• [What the task asks]
Copy out each line of the data that holds the word "chevron".

------------------------------------------------

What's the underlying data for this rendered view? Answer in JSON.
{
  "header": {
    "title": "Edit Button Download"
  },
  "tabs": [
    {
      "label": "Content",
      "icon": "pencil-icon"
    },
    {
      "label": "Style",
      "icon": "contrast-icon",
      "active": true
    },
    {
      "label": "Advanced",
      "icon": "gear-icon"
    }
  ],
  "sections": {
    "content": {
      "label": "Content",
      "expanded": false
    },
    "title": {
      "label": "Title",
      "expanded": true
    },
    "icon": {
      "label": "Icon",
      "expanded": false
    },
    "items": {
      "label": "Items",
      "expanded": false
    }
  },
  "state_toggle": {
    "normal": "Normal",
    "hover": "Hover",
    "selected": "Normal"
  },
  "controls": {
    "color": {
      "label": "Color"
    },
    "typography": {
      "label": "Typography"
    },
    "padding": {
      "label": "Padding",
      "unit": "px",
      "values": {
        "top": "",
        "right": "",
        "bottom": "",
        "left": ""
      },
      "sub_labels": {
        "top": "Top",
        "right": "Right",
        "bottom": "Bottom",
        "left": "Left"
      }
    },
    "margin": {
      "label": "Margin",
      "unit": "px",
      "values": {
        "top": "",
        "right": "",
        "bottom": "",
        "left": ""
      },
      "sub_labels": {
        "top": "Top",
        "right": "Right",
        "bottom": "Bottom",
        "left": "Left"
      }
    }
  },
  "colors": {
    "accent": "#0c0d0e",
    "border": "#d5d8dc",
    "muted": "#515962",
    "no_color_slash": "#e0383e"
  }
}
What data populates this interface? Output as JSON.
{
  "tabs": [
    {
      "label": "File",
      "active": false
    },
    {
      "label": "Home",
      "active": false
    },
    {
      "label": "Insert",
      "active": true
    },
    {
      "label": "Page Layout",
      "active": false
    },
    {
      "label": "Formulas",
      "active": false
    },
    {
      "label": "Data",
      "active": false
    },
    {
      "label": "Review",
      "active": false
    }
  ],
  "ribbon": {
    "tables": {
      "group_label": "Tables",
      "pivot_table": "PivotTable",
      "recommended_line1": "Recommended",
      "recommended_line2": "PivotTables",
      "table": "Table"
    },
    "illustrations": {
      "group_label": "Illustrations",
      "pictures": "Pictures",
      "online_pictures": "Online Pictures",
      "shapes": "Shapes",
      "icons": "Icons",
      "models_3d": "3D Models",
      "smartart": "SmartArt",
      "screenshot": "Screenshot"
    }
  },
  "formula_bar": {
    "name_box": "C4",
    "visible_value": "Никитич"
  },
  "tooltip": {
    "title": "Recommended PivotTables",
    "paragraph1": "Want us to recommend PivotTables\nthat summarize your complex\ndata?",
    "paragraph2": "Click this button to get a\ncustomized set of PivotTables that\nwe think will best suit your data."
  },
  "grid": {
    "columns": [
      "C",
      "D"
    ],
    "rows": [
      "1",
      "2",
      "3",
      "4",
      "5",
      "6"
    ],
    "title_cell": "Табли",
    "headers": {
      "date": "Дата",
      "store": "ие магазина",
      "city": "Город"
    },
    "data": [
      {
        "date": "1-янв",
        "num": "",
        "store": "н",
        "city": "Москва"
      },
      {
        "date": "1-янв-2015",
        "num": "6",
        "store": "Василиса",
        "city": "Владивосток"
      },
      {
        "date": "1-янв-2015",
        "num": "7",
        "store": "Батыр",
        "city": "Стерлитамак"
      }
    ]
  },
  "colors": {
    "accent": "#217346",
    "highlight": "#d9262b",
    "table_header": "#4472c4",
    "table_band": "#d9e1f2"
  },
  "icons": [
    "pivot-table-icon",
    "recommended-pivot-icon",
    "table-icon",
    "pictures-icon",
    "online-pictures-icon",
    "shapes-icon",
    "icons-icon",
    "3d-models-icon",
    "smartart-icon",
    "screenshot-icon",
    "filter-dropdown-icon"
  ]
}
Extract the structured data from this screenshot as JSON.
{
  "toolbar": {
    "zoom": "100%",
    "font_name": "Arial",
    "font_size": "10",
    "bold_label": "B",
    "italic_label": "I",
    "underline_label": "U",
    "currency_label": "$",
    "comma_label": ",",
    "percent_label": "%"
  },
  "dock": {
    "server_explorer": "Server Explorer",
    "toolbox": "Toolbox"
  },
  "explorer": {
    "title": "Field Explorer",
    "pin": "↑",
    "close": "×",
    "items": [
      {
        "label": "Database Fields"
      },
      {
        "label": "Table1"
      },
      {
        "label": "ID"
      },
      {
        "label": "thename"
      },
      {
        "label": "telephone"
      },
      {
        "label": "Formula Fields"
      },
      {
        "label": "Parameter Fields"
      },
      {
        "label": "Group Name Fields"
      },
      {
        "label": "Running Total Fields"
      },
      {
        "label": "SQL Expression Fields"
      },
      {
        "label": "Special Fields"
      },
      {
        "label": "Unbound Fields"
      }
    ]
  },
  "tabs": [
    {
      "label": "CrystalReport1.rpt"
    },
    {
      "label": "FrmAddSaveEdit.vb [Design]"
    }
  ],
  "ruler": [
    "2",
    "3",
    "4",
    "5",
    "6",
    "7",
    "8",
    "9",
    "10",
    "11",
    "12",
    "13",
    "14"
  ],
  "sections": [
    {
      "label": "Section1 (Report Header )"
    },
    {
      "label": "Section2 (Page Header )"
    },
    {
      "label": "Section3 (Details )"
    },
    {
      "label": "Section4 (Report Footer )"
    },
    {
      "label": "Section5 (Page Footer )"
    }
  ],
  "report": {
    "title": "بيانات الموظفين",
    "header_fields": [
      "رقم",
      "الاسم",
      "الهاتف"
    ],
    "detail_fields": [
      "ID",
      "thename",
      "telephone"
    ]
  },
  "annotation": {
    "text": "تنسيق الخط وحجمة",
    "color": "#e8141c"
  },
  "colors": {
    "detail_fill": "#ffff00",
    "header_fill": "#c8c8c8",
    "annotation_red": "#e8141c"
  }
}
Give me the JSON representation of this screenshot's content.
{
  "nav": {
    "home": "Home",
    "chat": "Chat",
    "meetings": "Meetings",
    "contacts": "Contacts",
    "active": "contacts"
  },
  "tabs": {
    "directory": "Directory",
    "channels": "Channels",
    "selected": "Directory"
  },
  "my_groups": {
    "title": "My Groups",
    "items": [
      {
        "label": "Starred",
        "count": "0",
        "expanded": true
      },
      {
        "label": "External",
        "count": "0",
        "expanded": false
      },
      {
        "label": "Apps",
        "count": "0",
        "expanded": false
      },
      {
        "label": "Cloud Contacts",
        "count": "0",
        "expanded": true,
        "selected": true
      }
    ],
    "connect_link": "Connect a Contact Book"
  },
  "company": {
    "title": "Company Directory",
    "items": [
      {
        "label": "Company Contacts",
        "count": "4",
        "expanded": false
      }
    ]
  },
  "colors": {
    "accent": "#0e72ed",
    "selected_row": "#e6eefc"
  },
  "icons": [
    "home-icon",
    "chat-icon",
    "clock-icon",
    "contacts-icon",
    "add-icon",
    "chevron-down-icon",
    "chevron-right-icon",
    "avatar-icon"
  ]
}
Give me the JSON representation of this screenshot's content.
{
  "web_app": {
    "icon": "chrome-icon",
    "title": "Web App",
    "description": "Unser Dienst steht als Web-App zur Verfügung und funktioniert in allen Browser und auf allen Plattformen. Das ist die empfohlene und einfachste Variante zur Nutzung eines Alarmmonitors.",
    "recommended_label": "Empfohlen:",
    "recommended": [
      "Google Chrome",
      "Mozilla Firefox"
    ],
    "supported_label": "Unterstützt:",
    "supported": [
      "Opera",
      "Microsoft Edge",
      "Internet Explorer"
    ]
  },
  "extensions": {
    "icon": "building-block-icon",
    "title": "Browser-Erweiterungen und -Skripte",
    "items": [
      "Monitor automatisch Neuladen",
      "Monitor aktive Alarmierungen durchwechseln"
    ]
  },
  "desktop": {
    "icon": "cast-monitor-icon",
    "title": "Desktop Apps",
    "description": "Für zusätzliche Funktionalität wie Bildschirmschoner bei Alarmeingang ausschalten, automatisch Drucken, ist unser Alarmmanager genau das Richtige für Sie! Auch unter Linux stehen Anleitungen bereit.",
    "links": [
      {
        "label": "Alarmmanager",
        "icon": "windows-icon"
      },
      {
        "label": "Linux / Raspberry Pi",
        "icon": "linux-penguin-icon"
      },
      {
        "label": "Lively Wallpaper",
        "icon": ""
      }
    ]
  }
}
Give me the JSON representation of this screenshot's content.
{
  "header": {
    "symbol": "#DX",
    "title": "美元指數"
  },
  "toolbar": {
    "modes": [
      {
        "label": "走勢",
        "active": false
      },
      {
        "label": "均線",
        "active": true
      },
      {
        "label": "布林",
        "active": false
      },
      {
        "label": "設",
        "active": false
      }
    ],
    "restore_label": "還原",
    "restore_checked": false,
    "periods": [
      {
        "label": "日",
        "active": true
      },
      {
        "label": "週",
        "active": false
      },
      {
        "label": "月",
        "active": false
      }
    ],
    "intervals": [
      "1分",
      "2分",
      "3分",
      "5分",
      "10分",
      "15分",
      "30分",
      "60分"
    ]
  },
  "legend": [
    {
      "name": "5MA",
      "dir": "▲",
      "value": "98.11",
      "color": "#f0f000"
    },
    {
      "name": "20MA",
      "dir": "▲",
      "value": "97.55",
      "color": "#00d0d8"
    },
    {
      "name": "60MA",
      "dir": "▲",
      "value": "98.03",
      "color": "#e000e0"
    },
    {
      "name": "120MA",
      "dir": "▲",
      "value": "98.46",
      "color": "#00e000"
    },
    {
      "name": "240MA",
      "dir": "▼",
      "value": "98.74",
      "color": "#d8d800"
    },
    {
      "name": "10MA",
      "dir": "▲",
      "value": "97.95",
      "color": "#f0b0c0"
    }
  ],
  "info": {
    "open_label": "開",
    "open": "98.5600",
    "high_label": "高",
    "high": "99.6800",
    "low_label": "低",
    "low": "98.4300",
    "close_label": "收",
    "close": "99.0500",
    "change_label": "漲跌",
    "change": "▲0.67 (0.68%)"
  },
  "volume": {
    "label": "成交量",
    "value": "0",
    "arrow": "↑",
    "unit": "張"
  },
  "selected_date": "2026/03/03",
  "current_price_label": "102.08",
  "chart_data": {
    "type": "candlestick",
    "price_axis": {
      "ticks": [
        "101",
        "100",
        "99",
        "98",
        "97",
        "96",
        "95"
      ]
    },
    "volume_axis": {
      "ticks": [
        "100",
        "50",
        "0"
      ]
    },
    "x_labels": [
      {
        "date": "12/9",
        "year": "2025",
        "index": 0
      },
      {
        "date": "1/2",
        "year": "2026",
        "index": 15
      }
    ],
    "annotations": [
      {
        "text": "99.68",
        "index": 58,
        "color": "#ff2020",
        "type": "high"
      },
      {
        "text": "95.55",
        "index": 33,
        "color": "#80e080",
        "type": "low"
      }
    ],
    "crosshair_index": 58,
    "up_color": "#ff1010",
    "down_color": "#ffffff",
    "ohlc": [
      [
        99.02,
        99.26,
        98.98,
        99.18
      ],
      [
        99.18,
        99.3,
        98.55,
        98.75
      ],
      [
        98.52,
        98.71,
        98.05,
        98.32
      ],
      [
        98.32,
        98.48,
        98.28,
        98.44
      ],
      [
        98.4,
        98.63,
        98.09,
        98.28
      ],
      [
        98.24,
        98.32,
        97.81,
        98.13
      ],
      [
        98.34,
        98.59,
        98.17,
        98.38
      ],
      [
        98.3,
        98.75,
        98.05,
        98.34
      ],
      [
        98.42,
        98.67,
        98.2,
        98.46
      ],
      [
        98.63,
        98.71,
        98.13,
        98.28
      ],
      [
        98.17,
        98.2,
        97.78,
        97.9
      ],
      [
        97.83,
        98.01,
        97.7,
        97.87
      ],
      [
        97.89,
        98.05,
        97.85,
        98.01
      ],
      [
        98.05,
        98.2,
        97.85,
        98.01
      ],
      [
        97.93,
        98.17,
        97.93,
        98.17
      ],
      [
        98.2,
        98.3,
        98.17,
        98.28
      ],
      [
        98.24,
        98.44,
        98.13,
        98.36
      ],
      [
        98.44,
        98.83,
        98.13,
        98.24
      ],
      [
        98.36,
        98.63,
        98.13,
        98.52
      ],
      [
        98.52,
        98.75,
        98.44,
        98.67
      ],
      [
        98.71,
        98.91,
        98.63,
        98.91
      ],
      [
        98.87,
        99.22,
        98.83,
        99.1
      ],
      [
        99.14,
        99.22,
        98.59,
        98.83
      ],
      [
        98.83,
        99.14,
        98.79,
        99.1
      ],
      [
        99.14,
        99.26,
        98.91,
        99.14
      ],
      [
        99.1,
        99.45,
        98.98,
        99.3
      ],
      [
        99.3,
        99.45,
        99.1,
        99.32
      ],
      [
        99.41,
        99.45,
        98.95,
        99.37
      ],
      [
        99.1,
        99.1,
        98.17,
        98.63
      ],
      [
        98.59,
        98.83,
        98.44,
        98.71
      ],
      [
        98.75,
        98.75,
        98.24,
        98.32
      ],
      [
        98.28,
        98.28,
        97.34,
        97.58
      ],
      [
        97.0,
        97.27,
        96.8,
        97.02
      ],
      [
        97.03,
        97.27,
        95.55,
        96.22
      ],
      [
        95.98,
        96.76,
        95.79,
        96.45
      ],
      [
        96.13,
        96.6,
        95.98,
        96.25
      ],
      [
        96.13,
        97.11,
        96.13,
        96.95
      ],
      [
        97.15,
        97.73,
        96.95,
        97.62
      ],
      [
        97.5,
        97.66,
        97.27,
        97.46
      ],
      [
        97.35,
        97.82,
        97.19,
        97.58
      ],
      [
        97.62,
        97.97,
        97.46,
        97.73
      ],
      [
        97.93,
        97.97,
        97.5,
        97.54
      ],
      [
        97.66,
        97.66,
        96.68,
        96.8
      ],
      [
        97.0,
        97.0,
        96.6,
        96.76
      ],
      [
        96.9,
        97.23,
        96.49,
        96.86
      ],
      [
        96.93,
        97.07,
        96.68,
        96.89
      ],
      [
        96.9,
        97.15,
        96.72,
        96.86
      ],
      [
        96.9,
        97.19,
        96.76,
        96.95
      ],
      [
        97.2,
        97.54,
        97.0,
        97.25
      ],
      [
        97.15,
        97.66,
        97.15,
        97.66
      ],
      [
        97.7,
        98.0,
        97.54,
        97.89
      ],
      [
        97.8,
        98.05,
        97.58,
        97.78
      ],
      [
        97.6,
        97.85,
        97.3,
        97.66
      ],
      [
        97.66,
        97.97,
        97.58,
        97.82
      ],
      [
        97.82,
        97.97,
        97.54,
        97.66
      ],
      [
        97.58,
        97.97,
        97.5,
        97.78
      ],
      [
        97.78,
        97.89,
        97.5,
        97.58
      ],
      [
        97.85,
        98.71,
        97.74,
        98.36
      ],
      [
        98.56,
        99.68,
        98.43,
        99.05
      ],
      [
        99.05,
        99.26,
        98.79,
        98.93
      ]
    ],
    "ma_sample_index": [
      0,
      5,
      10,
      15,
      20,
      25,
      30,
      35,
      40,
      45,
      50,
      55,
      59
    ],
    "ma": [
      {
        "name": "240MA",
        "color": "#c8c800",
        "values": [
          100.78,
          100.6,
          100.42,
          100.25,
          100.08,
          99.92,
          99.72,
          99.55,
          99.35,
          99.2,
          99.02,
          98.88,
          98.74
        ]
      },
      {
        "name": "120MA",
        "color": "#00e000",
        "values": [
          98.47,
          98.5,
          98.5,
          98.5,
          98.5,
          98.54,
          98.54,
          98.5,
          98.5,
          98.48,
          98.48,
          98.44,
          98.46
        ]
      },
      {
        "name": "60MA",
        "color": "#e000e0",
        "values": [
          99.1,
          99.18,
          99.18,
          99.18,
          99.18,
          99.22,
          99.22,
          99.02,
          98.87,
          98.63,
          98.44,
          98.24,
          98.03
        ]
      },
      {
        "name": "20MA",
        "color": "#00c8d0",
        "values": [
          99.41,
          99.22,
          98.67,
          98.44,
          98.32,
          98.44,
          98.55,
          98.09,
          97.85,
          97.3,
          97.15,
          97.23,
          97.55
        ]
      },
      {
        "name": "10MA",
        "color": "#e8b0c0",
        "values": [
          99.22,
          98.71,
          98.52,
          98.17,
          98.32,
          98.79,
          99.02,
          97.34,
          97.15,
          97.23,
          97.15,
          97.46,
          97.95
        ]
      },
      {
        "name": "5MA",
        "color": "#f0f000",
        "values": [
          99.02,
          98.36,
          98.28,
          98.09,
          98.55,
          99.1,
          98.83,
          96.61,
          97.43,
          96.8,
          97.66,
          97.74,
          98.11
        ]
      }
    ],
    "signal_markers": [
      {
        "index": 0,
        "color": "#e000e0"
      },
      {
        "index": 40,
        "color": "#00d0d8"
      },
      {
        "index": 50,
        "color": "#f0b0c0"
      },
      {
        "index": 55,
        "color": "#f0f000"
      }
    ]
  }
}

------------------------------------------------

• [Written response]
    "chevron-down-icon",
    "chevron-right-icon",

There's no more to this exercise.